____ Material for this task
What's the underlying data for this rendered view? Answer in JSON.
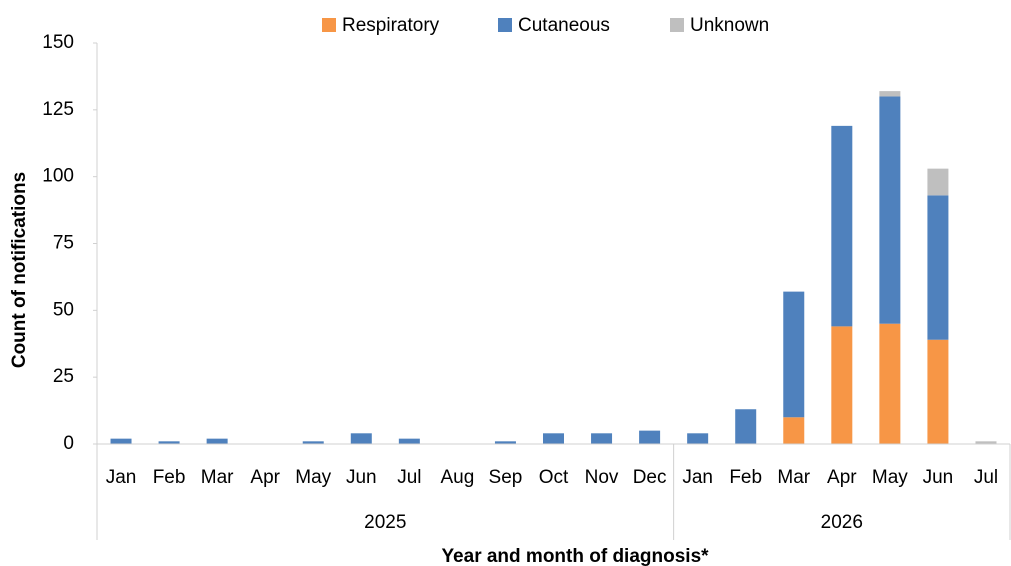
{
  "chart_data": {
    "type": "stacked_bar",
    "x_axis_label": "Year and month of diagnosis*",
    "y_axis_label": "Count of notifications",
    "categories": [
      "Jan",
      "Feb",
      "Mar",
      "Apr",
      "May",
      "Jun",
      "Jul",
      "Aug",
      "Sep",
      "Oct",
      "Nov",
      "Dec",
      "Jan",
      "Feb",
      "Mar",
      "Apr",
      "May",
      "Jun",
      "Jul"
    ],
    "x_groups": [
      {
        "label": "2025",
        "size": 12
      },
      {
        "label": "2026",
        "size": 7
      }
    ],
    "series": [
      {
        "name": "Respiratory",
        "color": "#f79646",
        "values": [
          0,
          0,
          0,
          0,
          0,
          0,
          0,
          0,
          0,
          0,
          0,
          0,
          0,
          0,
          10,
          44,
          45,
          39,
          0
        ]
      },
      {
        "name": "Cutaneous",
        "color": "#4f81bd",
        "values": [
          2,
          1,
          2,
          0,
          1,
          4,
          2,
          0,
          1,
          4,
          4,
          5,
          4,
          13,
          47,
          75,
          85,
          54,
          0
        ]
      },
      {
        "name": "Unknown",
        "color": "#bfbfbf",
        "values": [
          0,
          0,
          0,
          0,
          0,
          0,
          0,
          0,
          0,
          0,
          0,
          0,
          0,
          0,
          0,
          0,
          2,
          10,
          1
        ]
      }
    ],
    "ylim": [
      0,
      150
    ],
    "yticks": [
      0,
      25,
      50,
      75,
      100,
      125,
      150
    ],
    "legend": "top",
    "grid": false
  }
}
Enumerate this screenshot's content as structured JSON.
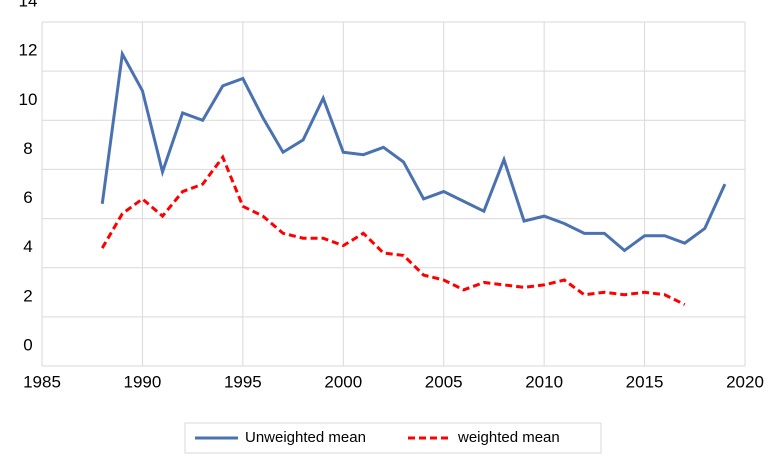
________
- Stated goal -
Pictures in the records should not appear in your copy, but everything else must be transcribed exactly.

- Correct result -
What's the underlying data for this rendered view? Answer in JSON.
{
  "chart_data": {
    "type": "stacked_bar",
    "x_axis_label": "Year and month of diagnosis*",
    "y_axis_label": "Count of notifications",
    "categories": [
      "Jan",
      "Feb",
      "Mar",
      "Apr",
      "May",
      "Jun",
      "Jul",
      "Aug",
      "Sep",
      "Oct",
      "Nov",
      "Dec",
      "Jan",
      "Feb",
      "Mar",
      "Apr",
      "May",
      "Jun",
      "Jul"
    ],
    "x_groups": [
      {
        "label": "2025",
        "size": 12
      },
      {
        "label": "2026",
        "size": 7
      }
    ],
    "series": [
      {
        "name": "Respiratory",
        "color": "#f79646",
        "values": [
          0,
          0,
          0,
          0,
          0,
          0,
          0,
          0,
          0,
          0,
          0,
          0,
          0,
          0,
          10,
          44,
          45,
          39,
          0
        ]
      },
      {
        "name": "Cutaneous",
        "color": "#4f81bd",
        "values": [
          2,
          1,
          2,
          0,
          1,
          4,
          2,
          0,
          1,
          4,
          4,
          5,
          4,
          13,
          47,
          75,
          85,
          54,
          0
        ]
      },
      {
        "name": "Unknown",
        "color": "#bfbfbf",
        "values": [
          0,
          0,
          0,
          0,
          0,
          0,
          0,
          0,
          0,
          0,
          0,
          0,
          0,
          0,
          0,
          0,
          2,
          10,
          1
        ]
      }
    ],
    "ylim": [
      0,
      150
    ],
    "yticks": [
      0,
      25,
      50,
      75,
      100,
      125,
      150
    ],
    "legend": "top",
    "grid": false
  }
}
Enumerate this screenshot's content as structured JSON.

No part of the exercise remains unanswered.